Repeat the items from the line with "y-axis-tick-label: −58.5 <box>84" up to and including the line with "series-line-carrier <box>201 839" without any changes.

* BEGIN Given entries *

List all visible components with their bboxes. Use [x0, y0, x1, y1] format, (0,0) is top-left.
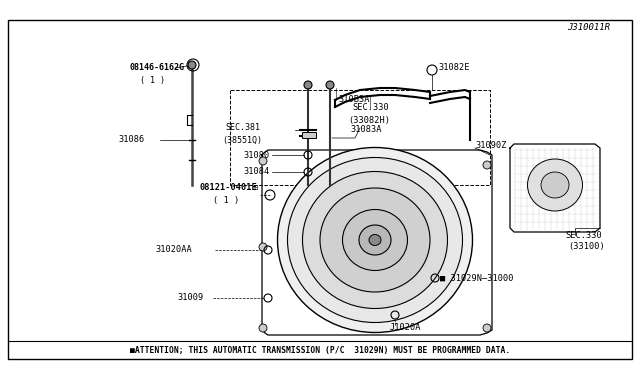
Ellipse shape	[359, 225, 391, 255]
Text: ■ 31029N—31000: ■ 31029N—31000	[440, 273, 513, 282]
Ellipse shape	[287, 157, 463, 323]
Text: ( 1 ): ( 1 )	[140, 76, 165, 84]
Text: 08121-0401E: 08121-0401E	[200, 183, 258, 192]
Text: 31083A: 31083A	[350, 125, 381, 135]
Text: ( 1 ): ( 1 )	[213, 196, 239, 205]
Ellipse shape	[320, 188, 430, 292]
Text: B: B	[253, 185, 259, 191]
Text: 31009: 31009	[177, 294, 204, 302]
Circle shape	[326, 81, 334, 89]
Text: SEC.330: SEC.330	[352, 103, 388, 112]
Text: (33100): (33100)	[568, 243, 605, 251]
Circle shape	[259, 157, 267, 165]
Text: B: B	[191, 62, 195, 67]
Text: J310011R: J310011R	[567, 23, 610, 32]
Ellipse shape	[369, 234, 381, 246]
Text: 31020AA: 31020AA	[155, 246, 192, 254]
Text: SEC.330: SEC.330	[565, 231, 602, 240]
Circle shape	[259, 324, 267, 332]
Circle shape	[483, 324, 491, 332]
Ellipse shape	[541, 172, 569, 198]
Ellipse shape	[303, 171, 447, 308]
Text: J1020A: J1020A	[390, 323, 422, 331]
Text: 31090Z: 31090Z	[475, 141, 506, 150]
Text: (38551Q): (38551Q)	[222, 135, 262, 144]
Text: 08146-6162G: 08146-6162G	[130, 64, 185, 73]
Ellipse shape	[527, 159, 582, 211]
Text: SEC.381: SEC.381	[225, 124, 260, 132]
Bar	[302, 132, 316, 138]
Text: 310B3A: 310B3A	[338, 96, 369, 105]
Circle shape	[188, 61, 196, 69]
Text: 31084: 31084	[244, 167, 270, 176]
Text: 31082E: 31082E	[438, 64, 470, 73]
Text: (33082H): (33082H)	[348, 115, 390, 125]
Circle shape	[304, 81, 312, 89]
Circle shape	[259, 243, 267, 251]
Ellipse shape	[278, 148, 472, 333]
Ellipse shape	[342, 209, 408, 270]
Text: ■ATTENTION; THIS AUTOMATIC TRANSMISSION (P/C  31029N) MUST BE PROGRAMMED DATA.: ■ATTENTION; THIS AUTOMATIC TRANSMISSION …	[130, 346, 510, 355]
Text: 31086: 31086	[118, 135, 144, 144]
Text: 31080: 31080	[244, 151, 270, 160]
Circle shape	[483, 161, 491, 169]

* END Given entries *
* BEGIN Given entries *

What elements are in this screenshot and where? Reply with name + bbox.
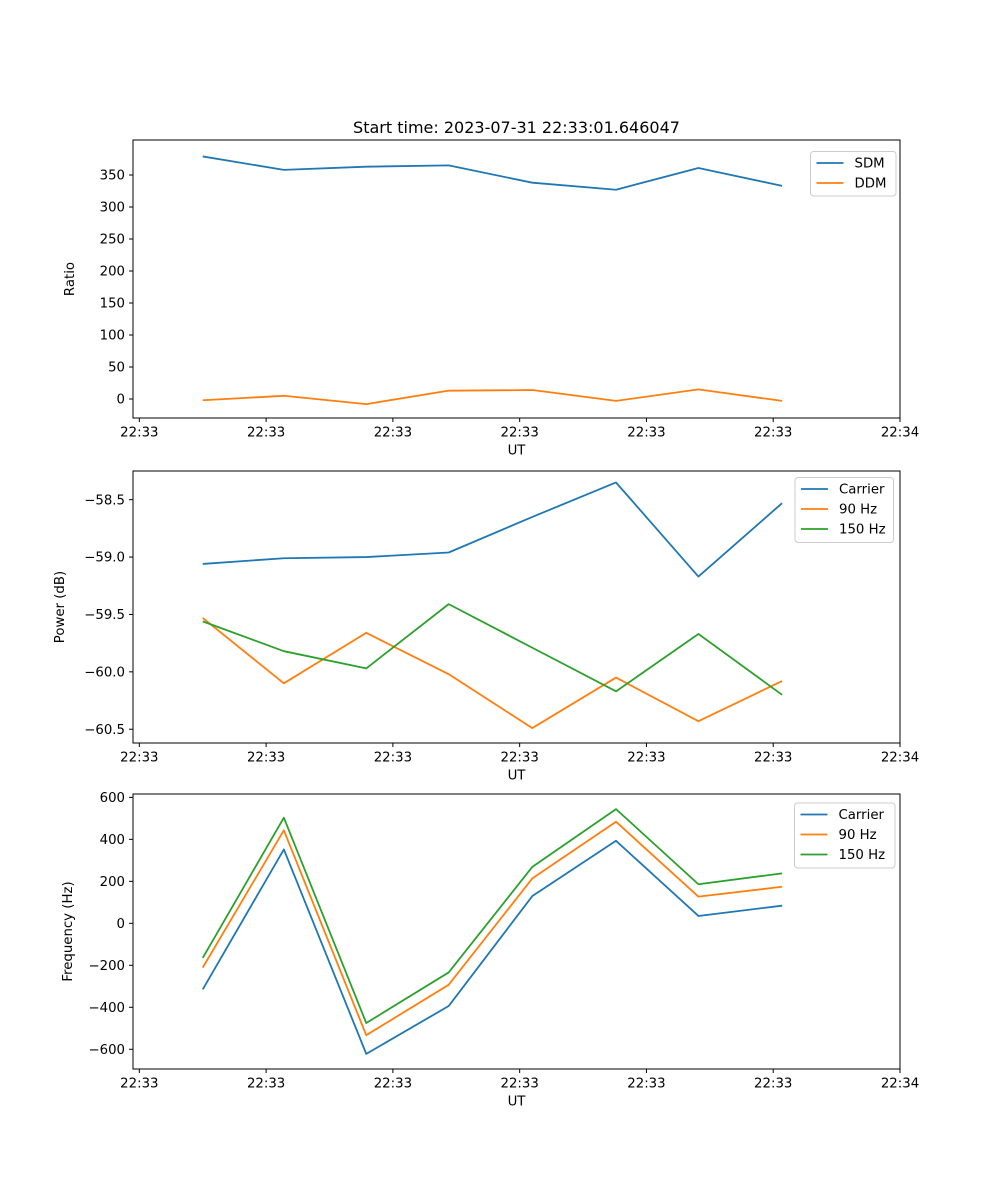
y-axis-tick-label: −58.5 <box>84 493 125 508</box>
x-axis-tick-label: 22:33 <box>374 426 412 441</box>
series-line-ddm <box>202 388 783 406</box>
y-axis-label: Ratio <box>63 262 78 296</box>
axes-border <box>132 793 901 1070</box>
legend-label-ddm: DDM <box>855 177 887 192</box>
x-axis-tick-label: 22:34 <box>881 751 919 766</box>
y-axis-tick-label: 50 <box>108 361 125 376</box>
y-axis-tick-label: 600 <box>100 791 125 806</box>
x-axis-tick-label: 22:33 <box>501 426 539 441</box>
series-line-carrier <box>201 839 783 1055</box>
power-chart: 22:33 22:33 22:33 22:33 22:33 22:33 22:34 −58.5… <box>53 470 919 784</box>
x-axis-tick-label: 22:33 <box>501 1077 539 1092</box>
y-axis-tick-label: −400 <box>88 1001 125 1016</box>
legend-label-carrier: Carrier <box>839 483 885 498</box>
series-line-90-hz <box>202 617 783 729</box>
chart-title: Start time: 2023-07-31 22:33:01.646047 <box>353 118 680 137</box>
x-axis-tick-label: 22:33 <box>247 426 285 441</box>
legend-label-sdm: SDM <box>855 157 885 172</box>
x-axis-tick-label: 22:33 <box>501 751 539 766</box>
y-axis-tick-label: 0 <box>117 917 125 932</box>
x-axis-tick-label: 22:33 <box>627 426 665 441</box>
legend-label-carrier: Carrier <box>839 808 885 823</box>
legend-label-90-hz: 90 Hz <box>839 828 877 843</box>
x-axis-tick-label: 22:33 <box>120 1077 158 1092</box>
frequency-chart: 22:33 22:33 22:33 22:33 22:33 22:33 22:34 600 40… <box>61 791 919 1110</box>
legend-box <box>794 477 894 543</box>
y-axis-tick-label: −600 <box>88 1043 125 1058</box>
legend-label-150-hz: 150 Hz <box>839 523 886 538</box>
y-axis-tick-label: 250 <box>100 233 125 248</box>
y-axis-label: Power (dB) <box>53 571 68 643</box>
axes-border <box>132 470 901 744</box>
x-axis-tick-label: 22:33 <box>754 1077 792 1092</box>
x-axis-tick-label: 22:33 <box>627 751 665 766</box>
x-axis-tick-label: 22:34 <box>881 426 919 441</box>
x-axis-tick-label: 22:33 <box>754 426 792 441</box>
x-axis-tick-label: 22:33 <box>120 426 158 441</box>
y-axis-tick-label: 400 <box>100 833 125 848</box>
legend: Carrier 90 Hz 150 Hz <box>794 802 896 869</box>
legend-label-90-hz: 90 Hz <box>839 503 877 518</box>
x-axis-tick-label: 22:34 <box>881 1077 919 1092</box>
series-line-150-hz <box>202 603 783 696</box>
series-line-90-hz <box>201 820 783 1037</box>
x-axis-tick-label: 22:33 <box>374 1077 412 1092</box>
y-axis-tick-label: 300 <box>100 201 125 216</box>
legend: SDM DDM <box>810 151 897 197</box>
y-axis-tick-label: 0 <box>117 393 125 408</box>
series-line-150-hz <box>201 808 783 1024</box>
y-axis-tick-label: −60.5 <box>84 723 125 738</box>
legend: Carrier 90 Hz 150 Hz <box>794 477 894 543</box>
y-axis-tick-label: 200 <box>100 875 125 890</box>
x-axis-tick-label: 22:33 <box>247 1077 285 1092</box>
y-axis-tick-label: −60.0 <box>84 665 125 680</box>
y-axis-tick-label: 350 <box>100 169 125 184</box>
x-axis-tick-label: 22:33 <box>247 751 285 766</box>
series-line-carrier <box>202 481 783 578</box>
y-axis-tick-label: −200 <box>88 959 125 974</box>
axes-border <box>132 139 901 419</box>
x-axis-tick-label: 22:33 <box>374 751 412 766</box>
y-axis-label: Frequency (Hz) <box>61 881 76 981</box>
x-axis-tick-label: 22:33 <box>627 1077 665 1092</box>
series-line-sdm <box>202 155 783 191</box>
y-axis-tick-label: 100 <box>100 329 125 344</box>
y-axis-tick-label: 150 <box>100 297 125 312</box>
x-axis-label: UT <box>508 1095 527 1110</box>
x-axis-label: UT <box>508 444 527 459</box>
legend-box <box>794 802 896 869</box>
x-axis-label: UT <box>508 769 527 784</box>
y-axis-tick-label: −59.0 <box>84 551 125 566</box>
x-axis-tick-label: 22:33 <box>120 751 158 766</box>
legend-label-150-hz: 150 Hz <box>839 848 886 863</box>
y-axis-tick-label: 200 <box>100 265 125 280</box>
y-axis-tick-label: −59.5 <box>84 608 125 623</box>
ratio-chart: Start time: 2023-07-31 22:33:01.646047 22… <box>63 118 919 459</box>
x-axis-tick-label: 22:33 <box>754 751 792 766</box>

* END Given entries *

_Exercise solution_:
y-axis-tick-label: −58.5 <box>84 493 125 508</box>
x-axis-tick-label: 22:33 <box>374 426 412 441</box>
series-line-ddm <box>202 388 783 406</box>
y-axis-label: Ratio <box>63 262 78 296</box>
axes-border <box>132 793 901 1070</box>
legend-label-ddm: DDM <box>855 177 887 192</box>
x-axis-tick-label: 22:34 <box>881 751 919 766</box>
y-axis-tick-label: 50 <box>108 361 125 376</box>
y-axis-tick-label: 600 <box>100 791 125 806</box>
x-axis-tick-label: 22:33 <box>501 426 539 441</box>
series-line-carrier <box>201 839 783 1055</box>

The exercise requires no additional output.